# Consigne A
Répondez à ces questions d'après l'extrait sur les temps de réaction, placé ci-dessous :
(i) Dans le premier type d'analyses, quel facteur présentait un effet ?
(ii) Quel était le temps de réaction moyen pour les cibles précédées par des amorces relatives à des événements ?
(iii) Quel était le temps de réaction moyen pour les cibles relatives à des états précédées par des amorces nouvelles ?
# Consigne B
Veuillez poursuivre l'extrait sur les temps de réaction aux cibles vraies, et non les données, à partir de sa dernière phrase.
+++ Extrait source
Les temps de réaction aux cibles vraies

Comme dans notre troisième expérience, le premier type d’analyses révélait un effet du facteur Catégorie sémantique de l’amorce : F 1(1, 48) = 30.91, p<.01. Les temps de réaction étaient plus longs pour les cibles précédées par des amorces relatives à des états (M = 262.62 ms) que pour celles précédées par des amorces relatives à des événements (M = 222.19 ms). Le second type d’analyses mettait en évidence une interaction entre les facteurs Récence de l’amorce et Catégorie sémantique de la cible : F 1(1, 48) = 9.92, p<.01. Conformément à ce qui a été observé précédemment, les temps de réaction aux cibles relatives à des états étaient plus longs lorsqu’elles étaient précédées par des amorces nouvelles (M = 245.06 ms) plutôt que par des amorces anciennes (M = 227.82 ms), tandis que l’inverse était obtenu pour les cibles relatives à des événements (précédées par des amorces anciennes : M = 262.6 ms ; précédées par des amorces nouvelles : M = 234.1 ms).
++++++
+++ Données extraites
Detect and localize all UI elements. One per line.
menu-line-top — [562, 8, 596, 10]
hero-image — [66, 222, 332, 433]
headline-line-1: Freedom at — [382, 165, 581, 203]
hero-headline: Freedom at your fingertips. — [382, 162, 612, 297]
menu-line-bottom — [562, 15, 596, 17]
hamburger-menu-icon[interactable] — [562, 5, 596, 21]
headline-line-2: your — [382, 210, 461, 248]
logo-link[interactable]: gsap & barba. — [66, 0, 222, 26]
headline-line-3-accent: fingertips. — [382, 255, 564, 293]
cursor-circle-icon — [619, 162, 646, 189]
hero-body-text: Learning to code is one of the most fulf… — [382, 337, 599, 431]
++++++
# Réponse A
(i) Le facteur Catégorie sémantique de l'amorce.
(ii) 222.19 ms.
(iii) 245.06 ms.

# Réponse B
L’effet de l’interaction entre les facteurs Niveau d’expertise et Mode de présentation était significatif : F 1(1, 48) = 4.36, p<.05 ; F 2(1, 4) = 36.22, p<.01. A l’issue de la lecture de la version avec des états illustrés, les temps de réaction étaient plus courts pour les experts (M = 218.48 ms) que pour les débutants (M = 253.25 ms), tandis que l’inverse était observé à l’issue de la lecture de la version avec des événements illustrés (pour les experts : M = 265.9 ms ; pour les débutants : M = 231.99 ms) (Cf. figure 24). Ce résultat est donc en accord avec ce qui a été obtenu avec des illustrations contiguës.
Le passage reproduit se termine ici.